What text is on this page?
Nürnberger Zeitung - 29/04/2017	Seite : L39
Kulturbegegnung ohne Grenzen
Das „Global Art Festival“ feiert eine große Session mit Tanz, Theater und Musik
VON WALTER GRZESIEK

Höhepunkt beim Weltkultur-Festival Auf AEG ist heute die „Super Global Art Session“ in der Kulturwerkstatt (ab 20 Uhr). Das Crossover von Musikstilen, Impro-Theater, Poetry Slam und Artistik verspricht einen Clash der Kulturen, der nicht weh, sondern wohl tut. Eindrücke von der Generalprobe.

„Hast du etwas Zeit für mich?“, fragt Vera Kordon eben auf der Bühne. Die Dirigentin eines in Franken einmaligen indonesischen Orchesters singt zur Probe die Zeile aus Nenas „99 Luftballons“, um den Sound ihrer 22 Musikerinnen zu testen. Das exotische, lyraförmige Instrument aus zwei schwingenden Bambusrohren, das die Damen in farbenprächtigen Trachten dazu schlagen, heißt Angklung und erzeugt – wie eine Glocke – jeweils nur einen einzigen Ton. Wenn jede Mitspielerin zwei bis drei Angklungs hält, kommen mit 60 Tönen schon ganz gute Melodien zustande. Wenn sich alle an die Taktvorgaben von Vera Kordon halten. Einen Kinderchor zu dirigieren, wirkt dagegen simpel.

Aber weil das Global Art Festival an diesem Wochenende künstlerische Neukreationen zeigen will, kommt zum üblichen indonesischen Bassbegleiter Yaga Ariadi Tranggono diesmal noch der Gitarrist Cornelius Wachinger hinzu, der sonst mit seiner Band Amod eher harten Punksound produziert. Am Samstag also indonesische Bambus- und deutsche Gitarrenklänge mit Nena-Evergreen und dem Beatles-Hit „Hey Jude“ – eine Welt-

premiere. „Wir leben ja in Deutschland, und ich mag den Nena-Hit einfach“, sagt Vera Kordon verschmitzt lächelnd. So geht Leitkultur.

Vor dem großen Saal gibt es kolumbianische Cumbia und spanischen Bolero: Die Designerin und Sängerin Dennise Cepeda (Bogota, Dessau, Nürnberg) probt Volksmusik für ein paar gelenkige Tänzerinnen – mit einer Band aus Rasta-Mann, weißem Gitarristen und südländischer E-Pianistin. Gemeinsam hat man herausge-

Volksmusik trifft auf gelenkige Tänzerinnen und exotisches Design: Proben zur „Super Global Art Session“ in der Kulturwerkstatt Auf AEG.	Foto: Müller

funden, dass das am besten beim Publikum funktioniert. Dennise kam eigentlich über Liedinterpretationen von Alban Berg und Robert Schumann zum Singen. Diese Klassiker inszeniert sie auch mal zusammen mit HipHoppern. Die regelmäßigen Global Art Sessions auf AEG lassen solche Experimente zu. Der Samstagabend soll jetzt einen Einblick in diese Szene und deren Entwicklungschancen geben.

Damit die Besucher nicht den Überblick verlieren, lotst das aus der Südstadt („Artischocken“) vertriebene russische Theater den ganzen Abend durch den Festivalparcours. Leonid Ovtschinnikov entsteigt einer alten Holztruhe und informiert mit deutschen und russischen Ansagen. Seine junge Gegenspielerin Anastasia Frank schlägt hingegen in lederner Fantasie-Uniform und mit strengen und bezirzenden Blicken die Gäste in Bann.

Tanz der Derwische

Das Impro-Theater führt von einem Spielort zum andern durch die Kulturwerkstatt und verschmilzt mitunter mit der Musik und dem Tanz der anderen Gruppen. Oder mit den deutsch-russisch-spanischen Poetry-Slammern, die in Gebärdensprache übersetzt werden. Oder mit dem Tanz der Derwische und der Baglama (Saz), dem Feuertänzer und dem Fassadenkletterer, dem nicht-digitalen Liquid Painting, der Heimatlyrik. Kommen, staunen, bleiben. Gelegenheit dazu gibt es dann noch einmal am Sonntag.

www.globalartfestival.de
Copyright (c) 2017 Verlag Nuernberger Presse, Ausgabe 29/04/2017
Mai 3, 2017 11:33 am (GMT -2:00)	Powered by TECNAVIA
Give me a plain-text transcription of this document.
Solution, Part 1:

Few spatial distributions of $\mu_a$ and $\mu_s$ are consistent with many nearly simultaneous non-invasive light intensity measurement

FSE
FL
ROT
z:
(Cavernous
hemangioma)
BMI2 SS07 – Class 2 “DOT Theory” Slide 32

▶ Instructions to follow
Copy out every line in the entries above that holds "this".

▶ Final result
What text is on this page?
Give me a plain-text transcription of this document.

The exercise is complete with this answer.